**Records supplied:**
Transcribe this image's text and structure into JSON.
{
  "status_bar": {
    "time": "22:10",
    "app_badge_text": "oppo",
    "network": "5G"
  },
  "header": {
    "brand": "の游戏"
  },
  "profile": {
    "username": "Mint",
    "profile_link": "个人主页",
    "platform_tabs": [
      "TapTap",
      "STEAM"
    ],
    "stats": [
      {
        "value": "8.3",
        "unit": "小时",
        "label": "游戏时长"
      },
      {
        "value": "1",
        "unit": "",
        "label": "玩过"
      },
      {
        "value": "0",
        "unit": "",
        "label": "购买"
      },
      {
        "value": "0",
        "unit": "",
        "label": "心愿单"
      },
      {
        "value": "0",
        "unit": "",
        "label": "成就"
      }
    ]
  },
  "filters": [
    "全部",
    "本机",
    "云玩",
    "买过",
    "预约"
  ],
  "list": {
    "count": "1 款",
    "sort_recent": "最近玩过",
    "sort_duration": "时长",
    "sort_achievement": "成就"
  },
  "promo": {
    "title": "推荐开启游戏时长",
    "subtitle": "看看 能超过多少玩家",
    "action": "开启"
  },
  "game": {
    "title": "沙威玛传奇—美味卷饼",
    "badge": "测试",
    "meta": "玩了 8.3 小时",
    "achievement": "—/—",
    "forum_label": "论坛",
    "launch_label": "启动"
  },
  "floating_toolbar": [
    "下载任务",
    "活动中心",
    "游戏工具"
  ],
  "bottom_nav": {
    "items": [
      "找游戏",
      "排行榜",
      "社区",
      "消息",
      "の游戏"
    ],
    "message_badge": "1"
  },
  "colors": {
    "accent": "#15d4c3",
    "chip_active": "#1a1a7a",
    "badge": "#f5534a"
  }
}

**The task:**
Every entry in the listing must be retyped exactly.

**Expected output:**
Transcribe this image's text and structure into JSON.
{
  "status_bar": {
    "time": "22:10",
    "app_badge_text": "oppo",
    "network": "5G"
  },
  "header": {
    "brand": "の游戏"
  },
  "profile": {
    "username": "Mint",
    "profile_link": "个人主页",
    "platform_tabs": [
      "TapTap",
      "STEAM"
    ],
    "stats": [
      {
        "value": "8.3",
        "unit": "小时",
        "label": "游戏时长"
      },
      {
        "value": "1",
        "unit": "",
        "label": "玩过"
      },
      {
        "value": "0",
        "unit": "",
        "label": "购买"
      },
      {
        "value": "0",
        "unit": "",
        "label": "心愿单"
      },
      {
        "value": "0",
        "unit": "",
        "label": "成就"
      }
    ]
  },
  "filters": [
    "全部",
    "本机",
    "云玩",
    "买过",
    "预约"
  ],
  "list": {
    "count": "1 款",
    "sort_recent": "最近玩过",
    "sort_duration": "时长",
    "sort_achievement": "成就"
  },
  "promo": {
    "title": "推荐开启游戏时长",
    "subtitle": "看看 能超过多少玩家",
    "action": "开启"
  },
  "game": {
    "title": "沙威玛传奇—美味卷饼",
    "badge": "测试",
    "meta": "玩了 8.3 小时",
    "achievement": "—/—",
    "forum_label": "论坛",
    "launch_label": "启动"
  },
  "floating_toolbar": [
    "下载任务",
    "活动中心",
    "游戏工具"
  ],
  "bottom_nav": {
    "items": [
      "找游戏",
      "排行榜",
      "社区",
      "消息",
      "の游戏"
    ],
    "message_badge": "1"
  },
  "colors": {
    "accent": "#15d4c3",
    "chip_active": "#1a1a7a",
    "badge": "#f5534a"
  }
}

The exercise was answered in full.